Lines containing the word "Franeker" are to be counted; state their number and nothing further.

==== MATERIAL TO PROCESS ====

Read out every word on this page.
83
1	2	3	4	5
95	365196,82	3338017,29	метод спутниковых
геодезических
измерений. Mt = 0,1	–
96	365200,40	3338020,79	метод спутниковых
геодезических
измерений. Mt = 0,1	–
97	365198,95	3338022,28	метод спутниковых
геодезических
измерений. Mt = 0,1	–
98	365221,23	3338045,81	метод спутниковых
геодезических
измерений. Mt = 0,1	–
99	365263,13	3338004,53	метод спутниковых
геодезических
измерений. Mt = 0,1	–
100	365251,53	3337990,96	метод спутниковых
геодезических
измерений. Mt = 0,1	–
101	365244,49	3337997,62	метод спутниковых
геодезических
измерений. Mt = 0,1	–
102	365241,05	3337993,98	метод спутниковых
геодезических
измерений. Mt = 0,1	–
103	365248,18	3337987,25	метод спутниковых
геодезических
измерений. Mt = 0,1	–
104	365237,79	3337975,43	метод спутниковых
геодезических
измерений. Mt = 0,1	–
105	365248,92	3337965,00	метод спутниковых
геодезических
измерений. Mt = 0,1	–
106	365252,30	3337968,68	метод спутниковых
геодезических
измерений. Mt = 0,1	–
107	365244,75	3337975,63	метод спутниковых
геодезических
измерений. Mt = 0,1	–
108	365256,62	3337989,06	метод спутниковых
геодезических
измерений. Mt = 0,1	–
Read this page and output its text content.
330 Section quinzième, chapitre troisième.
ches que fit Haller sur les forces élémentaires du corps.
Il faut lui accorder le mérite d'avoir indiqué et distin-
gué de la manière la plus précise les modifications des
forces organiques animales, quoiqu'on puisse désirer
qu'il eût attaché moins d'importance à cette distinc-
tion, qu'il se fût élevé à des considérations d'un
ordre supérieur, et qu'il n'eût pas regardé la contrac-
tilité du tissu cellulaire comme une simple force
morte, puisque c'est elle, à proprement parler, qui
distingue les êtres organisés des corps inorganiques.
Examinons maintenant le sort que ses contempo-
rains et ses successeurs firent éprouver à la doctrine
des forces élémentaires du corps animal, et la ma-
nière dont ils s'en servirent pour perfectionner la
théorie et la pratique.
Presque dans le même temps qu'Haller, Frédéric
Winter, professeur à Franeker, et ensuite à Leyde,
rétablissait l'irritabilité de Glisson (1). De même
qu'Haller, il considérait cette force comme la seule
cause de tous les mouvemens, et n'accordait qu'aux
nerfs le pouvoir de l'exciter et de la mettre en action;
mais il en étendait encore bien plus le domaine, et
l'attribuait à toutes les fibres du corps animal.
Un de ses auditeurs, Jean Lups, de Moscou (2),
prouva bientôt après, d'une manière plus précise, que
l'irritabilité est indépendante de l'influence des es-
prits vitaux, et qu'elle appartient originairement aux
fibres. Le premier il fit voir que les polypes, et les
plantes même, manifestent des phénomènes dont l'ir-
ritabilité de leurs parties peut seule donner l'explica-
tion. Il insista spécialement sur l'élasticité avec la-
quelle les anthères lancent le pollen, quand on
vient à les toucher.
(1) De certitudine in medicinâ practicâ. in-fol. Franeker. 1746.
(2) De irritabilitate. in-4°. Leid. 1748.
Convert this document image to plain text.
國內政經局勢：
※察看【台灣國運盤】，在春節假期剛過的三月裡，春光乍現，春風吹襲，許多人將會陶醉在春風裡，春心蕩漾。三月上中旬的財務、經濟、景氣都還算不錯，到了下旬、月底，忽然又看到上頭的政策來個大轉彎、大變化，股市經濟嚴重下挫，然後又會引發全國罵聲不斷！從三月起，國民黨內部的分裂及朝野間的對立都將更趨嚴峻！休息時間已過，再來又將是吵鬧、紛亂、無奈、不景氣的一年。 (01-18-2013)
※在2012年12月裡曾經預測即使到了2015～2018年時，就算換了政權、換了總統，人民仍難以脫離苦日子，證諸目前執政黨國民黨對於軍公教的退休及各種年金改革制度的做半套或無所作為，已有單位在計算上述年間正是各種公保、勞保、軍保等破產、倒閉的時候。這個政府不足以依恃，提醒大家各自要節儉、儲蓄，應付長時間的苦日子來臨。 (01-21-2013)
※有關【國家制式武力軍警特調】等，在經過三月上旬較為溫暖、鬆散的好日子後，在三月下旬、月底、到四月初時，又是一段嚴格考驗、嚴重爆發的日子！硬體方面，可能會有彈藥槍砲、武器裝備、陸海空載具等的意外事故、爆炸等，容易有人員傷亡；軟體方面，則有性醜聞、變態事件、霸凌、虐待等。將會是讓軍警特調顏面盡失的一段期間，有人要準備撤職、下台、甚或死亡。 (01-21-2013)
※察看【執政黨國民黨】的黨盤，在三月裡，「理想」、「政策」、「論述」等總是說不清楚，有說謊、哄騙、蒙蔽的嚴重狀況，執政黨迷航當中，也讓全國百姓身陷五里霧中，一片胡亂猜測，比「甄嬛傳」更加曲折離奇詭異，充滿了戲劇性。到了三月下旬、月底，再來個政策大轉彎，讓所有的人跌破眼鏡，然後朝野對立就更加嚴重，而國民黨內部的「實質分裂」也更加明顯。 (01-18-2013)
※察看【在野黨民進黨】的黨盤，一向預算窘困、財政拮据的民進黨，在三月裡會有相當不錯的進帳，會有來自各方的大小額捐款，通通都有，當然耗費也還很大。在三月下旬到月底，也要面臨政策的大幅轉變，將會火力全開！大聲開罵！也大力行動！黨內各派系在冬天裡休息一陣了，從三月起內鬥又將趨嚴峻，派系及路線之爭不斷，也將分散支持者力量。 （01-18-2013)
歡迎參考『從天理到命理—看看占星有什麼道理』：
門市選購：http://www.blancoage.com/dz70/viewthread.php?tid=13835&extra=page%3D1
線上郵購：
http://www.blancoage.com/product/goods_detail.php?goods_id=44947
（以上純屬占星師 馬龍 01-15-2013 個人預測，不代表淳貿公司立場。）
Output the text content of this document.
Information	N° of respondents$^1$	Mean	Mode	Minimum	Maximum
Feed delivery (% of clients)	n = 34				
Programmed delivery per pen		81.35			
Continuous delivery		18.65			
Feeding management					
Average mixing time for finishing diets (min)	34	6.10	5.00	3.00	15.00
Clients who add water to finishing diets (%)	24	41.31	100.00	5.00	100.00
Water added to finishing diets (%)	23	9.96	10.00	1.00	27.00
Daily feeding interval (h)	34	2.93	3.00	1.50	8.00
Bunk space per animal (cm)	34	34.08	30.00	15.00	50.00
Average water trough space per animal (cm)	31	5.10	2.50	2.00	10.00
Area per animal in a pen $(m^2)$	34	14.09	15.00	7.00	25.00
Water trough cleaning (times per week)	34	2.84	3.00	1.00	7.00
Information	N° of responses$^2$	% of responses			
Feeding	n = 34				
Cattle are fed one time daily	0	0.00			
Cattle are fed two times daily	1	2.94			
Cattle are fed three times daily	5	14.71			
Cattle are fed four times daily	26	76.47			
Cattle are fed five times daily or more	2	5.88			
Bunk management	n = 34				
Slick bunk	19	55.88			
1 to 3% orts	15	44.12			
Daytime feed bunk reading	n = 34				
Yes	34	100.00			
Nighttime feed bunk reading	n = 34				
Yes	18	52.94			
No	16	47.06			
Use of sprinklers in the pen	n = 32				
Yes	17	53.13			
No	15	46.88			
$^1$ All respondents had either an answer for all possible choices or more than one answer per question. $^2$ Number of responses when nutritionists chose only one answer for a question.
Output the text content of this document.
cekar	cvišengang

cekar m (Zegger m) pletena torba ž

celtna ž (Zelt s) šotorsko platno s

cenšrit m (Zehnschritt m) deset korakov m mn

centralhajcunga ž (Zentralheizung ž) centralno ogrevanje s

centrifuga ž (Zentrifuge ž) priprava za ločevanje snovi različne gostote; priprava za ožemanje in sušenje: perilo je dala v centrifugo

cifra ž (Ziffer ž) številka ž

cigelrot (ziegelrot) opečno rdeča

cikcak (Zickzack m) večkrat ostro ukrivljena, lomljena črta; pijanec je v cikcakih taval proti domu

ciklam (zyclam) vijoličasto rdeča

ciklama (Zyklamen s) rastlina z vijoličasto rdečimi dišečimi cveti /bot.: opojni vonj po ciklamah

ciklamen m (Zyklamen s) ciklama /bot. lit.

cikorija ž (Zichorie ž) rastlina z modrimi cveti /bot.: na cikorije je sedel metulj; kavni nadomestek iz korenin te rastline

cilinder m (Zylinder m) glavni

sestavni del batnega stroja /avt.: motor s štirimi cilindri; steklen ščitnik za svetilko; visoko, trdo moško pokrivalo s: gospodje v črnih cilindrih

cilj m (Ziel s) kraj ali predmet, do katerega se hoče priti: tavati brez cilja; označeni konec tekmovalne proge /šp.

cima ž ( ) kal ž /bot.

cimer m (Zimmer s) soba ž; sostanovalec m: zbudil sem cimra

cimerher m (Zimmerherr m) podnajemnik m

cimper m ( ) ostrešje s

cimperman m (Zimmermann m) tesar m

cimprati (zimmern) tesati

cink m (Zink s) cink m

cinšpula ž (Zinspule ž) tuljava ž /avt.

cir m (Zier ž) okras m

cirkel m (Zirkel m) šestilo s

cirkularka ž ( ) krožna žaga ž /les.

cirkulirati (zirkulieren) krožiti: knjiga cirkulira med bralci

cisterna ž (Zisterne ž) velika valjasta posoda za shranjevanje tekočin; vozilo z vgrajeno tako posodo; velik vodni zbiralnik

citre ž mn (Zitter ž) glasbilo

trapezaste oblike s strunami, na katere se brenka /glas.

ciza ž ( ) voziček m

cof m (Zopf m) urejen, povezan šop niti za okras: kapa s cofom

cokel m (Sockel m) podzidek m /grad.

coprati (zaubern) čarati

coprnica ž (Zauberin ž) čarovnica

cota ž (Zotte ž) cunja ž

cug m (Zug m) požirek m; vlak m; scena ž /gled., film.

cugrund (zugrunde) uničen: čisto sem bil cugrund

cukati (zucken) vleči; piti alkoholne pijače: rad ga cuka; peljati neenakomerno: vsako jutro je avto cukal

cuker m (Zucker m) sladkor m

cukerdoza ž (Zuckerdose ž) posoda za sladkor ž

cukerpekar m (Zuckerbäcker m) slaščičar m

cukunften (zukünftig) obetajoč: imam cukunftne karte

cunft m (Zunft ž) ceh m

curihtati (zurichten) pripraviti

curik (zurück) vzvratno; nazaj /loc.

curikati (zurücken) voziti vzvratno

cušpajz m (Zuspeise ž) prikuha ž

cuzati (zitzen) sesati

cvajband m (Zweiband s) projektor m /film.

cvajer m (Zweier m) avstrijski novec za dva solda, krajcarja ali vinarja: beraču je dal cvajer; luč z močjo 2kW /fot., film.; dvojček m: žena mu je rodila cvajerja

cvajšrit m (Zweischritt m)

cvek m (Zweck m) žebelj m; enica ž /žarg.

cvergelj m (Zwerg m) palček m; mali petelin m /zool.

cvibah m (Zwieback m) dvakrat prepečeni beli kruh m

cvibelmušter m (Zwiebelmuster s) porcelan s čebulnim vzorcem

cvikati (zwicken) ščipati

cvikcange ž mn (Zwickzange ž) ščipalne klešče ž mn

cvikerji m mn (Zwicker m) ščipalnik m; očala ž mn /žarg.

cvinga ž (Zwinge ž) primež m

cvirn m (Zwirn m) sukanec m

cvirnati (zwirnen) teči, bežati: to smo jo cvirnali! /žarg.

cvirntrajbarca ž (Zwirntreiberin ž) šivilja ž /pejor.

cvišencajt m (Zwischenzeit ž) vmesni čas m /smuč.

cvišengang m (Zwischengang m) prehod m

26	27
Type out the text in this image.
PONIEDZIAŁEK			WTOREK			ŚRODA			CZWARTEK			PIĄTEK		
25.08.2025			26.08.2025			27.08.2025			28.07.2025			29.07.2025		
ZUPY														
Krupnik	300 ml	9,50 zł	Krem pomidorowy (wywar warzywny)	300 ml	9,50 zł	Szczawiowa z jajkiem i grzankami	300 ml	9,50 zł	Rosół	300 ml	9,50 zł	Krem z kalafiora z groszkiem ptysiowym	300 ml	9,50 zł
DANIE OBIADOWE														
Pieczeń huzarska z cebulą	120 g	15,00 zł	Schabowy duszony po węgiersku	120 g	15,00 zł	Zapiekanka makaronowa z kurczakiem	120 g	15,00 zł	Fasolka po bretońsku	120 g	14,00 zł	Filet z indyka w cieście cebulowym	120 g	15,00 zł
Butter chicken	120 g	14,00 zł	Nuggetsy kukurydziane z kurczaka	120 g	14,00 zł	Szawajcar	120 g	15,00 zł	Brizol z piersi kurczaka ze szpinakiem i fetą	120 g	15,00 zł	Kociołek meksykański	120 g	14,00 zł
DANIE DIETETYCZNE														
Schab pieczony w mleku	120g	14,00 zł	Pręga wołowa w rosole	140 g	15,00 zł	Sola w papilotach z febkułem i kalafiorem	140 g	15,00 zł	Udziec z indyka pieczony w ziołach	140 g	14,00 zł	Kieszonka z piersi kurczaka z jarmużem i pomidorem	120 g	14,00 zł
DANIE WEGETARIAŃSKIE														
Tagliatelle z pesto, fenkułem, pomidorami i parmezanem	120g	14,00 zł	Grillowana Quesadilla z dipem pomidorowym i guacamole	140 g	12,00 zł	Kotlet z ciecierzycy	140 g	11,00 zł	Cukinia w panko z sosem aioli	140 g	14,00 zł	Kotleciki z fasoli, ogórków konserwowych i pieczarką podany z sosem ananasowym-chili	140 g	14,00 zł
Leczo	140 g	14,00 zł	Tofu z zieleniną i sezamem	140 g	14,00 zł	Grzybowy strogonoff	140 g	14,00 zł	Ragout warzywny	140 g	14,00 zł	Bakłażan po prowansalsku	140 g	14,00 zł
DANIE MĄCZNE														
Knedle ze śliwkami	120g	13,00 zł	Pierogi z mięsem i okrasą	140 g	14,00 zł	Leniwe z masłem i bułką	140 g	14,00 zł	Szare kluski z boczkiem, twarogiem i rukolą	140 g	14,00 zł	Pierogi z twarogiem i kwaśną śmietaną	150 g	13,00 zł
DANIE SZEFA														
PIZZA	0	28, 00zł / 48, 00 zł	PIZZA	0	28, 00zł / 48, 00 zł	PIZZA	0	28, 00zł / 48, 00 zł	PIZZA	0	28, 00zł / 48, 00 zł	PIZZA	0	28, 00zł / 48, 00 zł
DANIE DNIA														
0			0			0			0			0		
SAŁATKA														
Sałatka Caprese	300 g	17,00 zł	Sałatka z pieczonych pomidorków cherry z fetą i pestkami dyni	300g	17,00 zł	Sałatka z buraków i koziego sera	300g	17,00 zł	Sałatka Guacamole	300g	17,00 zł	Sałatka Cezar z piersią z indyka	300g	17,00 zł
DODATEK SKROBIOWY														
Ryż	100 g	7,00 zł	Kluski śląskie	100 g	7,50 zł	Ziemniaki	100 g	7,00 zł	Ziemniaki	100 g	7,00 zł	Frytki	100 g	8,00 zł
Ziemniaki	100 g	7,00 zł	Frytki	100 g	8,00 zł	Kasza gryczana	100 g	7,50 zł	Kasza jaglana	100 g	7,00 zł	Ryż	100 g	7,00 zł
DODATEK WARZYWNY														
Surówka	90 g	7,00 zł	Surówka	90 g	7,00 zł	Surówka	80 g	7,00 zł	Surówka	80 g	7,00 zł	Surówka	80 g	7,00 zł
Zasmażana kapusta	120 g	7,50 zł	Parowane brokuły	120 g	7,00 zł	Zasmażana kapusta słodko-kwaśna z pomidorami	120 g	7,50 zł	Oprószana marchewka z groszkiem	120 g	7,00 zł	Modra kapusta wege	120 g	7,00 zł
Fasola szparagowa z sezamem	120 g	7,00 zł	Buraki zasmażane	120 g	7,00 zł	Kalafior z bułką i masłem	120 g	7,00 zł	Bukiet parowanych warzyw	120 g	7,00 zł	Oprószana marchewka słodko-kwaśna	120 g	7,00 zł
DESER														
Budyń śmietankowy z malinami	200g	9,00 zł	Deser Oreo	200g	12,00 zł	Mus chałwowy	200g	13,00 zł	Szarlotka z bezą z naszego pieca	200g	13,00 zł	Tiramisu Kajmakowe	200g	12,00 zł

====

> _WRITTEN ANSWER_: 2